* Task requirements
Write out each line exactly as it stands, please.

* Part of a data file
▼
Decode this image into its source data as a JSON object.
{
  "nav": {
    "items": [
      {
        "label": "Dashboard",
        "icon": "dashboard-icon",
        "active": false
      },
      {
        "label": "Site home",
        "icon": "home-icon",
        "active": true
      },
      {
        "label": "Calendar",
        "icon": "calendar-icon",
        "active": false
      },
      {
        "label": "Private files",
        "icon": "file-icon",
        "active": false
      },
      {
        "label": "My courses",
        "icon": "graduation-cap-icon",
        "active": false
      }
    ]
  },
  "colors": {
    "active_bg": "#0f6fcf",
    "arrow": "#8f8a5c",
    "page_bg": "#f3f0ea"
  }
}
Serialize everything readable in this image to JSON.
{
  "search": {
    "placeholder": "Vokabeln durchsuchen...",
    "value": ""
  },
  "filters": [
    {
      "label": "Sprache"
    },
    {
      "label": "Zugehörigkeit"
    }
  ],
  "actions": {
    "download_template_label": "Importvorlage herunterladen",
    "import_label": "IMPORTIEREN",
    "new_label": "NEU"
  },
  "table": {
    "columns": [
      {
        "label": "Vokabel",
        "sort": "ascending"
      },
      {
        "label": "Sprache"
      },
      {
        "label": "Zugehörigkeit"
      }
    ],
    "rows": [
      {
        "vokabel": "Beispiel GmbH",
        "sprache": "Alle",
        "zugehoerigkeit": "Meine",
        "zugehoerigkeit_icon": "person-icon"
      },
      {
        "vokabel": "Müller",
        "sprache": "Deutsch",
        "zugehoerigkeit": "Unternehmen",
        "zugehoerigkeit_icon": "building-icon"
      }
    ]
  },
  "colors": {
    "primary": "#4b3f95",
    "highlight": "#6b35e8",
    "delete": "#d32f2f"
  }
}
▲
* Expected answer
Decode this image into its source data as a JSON object.
{
  "nav": {
    "items": [
      {
        "label": "Dashboard",
        "icon": "dashboard-icon",
        "active": false
      },
      {
        "label": "Site home",
        "icon": "home-icon",
        "active": true
      },
      {
        "label": "Calendar",
        "icon": "calendar-icon",
        "active": false
      },
      {
        "label": "Private files",
        "icon": "file-icon",
        "active": false
      },
      {
        "label": "My courses",
        "icon": "graduation-cap-icon",
        "active": false
      }
    ]
  },
  "colors": {
    "active_bg": "#0f6fcf",
    "arrow": "#8f8a5c",
    "page_bg": "#f3f0ea"
  }
}
Serialize everything readable in this image to JSON.
{
  "search": {
    "placeholder": "Vokabeln durchsuchen...",
    "value": ""
  },
  "filters": [
    {
      "label": "Sprache"
    },
    {
      "label": "Zugehörigkeit"
    }
  ],
  "actions": {
    "download_template_label": "Importvorlage herunterladen",
    "import_label": "IMPORTIEREN",
    "new_label": "NEU"
  },
  "table": {
    "columns": [
      {
        "label": "Vokabel",
        "sort": "ascending"
      },
      {
        "label": "Sprache"
      },
      {
        "label": "Zugehörigkeit"
      }
    ],
    "rows": [
      {
        "vokabel": "Beispiel GmbH",
        "sprache": "Alle",
        "zugehoerigkeit": "Meine",
        "zugehoerigkeit_icon": "person-icon"
      },
      {
        "vokabel": "Müller",
        "sprache": "Deutsch",
        "zugehoerigkeit": "Unternehmen",
        "zugehoerigkeit_icon": "building-icon"
      }
    ]
  },
  "colors": {
    "primary": "#4b3f95",
    "highlight": "#6b35e8",
    "delete": "#d32f2f"
  }
}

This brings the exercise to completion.